What this task involves:
Return, from the data below, each line that contains the word "campos".
⟨
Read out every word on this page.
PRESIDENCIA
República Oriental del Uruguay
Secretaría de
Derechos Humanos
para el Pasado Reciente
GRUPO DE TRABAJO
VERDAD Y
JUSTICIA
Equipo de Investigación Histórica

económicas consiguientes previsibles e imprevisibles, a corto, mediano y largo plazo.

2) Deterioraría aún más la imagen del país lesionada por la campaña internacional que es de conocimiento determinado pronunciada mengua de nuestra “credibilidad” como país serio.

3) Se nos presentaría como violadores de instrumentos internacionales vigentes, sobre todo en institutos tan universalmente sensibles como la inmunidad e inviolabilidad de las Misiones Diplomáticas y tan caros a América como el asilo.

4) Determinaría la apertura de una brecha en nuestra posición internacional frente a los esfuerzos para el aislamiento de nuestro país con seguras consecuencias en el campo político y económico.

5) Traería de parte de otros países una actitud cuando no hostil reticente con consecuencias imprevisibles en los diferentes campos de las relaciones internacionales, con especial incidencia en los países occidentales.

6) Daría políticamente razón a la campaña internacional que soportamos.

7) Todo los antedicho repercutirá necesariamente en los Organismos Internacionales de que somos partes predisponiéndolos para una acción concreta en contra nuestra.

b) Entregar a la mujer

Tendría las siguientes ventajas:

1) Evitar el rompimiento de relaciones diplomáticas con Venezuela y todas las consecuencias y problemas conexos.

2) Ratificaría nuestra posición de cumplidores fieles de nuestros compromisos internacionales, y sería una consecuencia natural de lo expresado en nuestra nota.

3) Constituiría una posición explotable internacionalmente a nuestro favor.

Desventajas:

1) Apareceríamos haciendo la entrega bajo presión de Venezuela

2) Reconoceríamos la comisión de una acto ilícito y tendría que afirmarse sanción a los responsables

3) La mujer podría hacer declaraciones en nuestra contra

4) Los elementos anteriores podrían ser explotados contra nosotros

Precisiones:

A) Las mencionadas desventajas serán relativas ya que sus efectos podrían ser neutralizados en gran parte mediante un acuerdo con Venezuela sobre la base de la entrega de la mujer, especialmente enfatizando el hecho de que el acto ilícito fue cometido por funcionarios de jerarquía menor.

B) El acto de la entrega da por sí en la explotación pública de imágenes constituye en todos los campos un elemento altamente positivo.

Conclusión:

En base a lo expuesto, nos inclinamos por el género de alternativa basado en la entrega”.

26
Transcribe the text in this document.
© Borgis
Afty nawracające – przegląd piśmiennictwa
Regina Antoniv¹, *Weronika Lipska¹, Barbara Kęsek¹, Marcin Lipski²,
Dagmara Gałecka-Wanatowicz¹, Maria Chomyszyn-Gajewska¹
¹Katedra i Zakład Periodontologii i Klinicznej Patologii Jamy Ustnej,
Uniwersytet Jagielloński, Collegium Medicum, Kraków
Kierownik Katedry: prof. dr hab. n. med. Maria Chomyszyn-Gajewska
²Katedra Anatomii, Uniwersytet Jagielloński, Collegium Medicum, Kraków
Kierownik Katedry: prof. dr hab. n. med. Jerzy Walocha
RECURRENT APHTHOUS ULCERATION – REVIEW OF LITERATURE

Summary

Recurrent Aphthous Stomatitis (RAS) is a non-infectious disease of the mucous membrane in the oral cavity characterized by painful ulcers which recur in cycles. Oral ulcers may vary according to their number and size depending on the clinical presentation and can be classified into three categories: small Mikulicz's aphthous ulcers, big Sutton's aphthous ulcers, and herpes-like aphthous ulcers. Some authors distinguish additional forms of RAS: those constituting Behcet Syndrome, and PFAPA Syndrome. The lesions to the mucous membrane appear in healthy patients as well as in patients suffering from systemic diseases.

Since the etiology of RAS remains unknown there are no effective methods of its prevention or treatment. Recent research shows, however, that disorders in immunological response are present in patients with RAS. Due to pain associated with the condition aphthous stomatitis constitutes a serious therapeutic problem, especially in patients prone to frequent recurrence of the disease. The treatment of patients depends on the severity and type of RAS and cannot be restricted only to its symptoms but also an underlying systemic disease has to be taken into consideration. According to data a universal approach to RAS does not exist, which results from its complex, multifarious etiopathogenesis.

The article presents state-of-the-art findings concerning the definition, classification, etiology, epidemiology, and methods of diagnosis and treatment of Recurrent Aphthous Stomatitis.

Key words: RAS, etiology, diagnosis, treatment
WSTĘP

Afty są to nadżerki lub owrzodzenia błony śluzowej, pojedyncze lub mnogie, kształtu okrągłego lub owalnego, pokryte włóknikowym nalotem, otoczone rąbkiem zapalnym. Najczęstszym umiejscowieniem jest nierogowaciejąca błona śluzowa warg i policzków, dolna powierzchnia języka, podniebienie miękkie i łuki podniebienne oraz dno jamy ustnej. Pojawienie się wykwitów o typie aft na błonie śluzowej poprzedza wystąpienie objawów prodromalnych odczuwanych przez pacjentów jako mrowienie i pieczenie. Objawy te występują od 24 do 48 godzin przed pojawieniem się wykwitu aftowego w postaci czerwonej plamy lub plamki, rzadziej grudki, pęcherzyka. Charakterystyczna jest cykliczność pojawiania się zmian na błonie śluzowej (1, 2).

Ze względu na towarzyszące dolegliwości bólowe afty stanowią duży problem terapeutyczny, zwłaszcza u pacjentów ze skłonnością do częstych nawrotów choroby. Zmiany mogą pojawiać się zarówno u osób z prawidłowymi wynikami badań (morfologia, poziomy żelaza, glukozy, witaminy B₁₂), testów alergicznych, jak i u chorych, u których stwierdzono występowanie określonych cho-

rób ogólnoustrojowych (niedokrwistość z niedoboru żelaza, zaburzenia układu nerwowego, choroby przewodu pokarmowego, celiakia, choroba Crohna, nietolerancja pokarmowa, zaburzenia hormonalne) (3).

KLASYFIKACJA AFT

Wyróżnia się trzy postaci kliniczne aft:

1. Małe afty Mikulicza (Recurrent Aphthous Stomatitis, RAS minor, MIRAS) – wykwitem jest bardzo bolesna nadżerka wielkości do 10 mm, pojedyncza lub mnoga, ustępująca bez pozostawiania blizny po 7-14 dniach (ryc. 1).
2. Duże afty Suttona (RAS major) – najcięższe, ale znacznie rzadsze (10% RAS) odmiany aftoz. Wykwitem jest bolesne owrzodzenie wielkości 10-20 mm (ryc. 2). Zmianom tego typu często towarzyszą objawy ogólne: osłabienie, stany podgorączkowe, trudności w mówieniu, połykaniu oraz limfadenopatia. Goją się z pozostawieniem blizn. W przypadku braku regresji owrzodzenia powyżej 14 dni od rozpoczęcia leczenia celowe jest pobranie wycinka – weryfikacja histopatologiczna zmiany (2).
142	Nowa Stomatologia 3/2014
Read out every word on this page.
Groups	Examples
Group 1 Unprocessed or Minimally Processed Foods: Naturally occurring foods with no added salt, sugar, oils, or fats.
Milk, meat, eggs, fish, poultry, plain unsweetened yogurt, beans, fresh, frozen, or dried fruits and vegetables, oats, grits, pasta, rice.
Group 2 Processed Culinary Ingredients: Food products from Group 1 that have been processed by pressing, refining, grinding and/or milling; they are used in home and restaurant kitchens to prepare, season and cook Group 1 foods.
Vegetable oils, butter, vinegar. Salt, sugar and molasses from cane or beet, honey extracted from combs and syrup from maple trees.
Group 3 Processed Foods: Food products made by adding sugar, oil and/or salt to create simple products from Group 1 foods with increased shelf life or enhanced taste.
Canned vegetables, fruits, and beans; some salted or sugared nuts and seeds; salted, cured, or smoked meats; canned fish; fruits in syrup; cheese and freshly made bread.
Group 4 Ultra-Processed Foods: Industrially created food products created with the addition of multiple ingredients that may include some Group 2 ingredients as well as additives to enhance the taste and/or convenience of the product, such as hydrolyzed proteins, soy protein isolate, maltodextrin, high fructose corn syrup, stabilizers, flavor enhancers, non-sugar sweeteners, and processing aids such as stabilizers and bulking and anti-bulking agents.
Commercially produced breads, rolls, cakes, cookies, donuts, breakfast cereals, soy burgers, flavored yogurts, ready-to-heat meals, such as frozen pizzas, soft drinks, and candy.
⟩
Solution to the problem:
5) Traería de parte de otros países una actitud cuando no hostil reticente con consecuencias imprevisibles en los diferentes campos de las relaciones internacionales, con especial incidencia en los países occidentales.
B) El acto de la entrega da por sí en la explotación pública de imágenes constituye en todos los campos un elemento altamente positivo.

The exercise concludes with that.